A block of data:

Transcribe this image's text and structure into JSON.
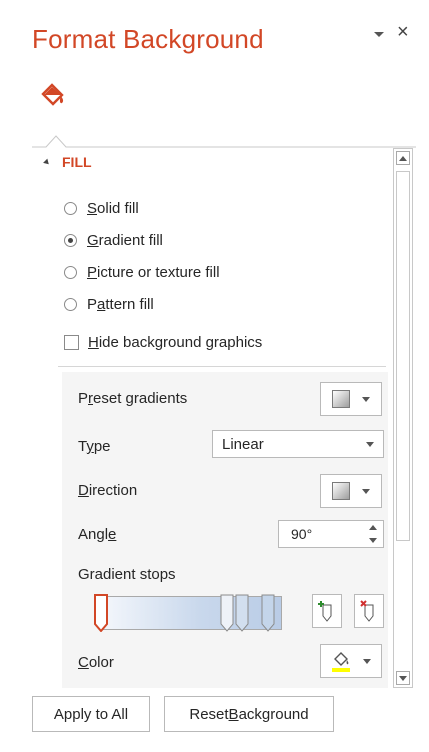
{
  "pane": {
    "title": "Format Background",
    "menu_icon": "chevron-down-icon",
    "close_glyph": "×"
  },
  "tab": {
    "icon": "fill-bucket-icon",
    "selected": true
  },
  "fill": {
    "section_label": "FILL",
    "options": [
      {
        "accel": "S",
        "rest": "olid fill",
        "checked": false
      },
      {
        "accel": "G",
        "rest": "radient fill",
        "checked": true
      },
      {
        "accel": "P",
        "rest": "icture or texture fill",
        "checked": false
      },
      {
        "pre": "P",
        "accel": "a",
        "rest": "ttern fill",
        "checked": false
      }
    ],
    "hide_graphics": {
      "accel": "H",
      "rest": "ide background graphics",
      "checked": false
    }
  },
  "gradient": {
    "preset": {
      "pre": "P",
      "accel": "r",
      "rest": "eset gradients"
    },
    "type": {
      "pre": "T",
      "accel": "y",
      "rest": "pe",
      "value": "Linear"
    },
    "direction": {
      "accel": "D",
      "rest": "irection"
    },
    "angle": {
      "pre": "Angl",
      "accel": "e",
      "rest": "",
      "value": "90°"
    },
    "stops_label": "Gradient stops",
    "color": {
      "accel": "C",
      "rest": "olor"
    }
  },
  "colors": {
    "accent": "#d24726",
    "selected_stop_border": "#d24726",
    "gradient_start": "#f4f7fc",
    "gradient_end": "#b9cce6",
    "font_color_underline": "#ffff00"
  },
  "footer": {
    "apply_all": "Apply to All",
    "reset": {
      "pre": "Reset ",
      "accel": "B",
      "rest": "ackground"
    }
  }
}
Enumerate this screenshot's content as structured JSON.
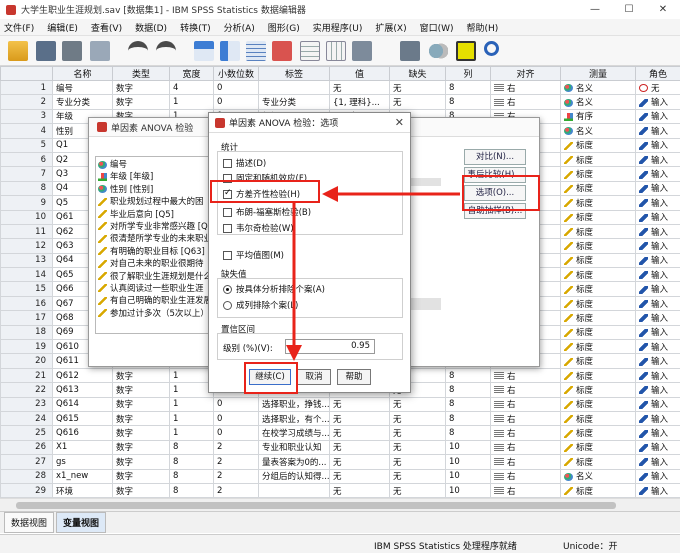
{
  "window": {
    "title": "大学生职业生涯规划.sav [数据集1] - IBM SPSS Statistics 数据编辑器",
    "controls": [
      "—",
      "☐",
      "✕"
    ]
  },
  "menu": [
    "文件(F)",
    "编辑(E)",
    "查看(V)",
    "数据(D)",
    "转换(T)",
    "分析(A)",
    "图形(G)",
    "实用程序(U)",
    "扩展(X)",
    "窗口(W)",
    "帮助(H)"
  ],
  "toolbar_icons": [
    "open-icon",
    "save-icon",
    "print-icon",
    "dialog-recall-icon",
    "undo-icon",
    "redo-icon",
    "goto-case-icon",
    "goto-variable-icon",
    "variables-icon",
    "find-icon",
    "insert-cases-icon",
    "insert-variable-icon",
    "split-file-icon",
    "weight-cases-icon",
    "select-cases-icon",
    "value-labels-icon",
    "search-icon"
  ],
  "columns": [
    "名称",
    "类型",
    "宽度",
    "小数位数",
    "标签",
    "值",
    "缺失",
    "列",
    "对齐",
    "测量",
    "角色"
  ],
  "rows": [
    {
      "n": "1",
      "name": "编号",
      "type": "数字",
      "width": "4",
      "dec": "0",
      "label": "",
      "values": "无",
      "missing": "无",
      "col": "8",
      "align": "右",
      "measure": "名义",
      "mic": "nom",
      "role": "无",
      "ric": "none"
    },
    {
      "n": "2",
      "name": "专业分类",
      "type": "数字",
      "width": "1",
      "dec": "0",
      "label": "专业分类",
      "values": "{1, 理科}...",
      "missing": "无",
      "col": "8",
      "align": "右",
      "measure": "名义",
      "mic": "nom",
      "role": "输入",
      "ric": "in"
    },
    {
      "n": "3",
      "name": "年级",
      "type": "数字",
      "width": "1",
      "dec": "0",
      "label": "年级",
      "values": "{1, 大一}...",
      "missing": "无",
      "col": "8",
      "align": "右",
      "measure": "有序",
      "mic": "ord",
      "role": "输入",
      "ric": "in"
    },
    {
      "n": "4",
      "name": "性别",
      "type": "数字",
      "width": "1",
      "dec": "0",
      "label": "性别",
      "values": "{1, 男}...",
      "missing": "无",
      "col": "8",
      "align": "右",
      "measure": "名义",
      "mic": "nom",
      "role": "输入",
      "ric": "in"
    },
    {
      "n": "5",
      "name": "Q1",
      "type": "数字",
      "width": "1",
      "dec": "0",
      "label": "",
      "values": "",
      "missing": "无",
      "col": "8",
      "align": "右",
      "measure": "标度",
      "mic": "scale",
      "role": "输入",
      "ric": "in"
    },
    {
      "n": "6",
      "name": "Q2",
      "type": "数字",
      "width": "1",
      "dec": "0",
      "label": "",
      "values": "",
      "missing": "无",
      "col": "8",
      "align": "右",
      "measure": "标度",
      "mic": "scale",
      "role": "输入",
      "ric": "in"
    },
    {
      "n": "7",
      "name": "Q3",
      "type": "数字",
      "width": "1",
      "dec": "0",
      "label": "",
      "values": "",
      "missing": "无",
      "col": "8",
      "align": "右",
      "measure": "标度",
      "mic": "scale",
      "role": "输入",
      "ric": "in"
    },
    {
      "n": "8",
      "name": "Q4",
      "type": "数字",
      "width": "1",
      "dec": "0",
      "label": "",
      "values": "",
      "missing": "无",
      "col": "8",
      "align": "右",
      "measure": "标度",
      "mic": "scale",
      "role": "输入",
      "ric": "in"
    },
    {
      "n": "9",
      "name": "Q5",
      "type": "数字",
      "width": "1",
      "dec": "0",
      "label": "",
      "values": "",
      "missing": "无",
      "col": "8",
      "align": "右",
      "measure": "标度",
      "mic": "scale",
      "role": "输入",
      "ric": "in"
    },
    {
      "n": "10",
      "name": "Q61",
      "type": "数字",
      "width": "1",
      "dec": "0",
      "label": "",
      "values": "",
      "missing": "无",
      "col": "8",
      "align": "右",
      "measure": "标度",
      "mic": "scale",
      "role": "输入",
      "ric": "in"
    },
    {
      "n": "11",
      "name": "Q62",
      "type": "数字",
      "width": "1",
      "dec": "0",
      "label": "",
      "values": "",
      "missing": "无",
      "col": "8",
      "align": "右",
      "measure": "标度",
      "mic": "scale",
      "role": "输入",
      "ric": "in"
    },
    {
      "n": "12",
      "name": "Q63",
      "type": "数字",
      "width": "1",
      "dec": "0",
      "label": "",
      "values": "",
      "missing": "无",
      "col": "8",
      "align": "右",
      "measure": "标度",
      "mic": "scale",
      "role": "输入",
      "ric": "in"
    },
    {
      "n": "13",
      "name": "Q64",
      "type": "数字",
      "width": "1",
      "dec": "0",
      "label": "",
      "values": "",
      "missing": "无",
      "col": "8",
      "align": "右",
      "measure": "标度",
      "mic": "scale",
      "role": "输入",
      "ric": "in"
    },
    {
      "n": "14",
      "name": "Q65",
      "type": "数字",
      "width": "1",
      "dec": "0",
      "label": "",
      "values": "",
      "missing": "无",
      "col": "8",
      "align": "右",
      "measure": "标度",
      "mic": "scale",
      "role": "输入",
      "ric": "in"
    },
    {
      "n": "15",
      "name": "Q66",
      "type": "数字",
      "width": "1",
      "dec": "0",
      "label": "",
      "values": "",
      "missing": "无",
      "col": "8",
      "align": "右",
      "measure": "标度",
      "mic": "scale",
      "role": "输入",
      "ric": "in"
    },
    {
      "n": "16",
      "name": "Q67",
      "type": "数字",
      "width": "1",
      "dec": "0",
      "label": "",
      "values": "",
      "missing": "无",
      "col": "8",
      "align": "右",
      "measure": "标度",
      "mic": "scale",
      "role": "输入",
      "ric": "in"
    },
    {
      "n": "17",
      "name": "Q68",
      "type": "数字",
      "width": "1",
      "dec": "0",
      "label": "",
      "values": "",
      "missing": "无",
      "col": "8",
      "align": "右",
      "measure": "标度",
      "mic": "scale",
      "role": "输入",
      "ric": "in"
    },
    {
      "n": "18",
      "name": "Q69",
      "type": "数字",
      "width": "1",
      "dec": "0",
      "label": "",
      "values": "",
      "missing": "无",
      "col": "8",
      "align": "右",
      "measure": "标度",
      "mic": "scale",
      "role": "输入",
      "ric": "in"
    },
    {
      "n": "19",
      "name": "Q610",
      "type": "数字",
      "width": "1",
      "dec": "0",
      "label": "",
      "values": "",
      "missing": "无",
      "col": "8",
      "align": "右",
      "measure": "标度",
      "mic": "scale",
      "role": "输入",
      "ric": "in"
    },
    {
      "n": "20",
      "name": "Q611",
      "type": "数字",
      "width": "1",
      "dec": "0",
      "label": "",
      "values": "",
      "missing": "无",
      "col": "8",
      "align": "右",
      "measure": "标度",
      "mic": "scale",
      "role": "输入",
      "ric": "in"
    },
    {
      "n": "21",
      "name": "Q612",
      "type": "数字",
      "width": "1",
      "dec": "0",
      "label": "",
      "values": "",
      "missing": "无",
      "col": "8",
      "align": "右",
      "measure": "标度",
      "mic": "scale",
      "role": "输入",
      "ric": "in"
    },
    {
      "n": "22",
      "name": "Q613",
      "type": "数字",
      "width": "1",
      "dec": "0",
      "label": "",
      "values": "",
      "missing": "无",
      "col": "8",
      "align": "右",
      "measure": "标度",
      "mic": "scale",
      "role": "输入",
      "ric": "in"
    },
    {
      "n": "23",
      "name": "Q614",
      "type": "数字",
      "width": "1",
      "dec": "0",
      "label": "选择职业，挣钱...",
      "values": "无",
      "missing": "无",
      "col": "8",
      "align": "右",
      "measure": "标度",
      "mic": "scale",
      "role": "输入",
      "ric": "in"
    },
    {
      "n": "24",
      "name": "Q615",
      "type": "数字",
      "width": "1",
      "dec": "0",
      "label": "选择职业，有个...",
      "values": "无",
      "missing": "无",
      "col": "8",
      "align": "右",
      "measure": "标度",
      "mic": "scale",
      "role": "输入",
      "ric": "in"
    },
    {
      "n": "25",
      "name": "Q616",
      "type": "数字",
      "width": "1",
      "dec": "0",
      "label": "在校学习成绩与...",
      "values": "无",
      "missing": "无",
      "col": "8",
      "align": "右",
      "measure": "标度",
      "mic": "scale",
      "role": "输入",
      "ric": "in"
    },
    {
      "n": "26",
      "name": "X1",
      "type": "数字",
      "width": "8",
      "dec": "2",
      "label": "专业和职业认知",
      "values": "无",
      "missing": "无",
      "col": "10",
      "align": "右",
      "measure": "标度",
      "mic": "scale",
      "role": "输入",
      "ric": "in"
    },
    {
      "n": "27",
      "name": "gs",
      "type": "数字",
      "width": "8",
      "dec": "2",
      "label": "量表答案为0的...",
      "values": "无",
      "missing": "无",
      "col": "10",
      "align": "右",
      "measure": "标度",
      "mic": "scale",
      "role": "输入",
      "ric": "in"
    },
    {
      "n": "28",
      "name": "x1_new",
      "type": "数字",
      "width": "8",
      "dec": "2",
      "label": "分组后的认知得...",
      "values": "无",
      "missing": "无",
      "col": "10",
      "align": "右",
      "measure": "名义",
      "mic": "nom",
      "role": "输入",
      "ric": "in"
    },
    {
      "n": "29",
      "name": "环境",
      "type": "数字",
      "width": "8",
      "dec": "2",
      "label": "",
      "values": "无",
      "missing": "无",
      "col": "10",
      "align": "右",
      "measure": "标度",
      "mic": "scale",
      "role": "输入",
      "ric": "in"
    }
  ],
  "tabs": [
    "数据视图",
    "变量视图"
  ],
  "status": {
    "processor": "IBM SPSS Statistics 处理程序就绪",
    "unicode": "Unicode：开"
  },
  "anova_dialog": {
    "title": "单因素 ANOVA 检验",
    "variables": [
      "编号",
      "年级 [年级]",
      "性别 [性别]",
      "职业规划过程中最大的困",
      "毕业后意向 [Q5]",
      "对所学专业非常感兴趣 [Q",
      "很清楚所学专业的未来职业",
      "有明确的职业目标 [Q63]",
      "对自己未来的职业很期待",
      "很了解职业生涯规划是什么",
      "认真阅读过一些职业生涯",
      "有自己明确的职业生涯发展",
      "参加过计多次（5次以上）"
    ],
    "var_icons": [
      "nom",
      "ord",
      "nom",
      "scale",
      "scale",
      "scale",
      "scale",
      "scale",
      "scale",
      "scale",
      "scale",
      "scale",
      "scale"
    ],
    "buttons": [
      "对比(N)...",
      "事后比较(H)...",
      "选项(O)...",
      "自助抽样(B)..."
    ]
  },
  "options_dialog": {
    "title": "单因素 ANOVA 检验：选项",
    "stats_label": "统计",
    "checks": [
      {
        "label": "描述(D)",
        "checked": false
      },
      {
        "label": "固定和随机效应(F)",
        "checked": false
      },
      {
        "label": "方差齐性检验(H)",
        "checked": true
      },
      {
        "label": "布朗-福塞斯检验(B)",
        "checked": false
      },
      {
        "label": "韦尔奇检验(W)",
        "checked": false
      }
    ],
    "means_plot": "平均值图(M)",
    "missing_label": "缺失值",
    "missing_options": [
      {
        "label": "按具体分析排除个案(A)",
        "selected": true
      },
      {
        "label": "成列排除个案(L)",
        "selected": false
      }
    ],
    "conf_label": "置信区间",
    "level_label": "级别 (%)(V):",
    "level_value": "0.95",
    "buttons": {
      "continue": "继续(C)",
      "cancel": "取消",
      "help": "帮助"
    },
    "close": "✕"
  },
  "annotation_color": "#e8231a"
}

* **THE EXERCISE**: Return every line from the records above that holds the word "this".

* **OUTPUT**:
Transcribe this image's text and structure into JSON.
Enumerate this screenshot's content as structured JSON.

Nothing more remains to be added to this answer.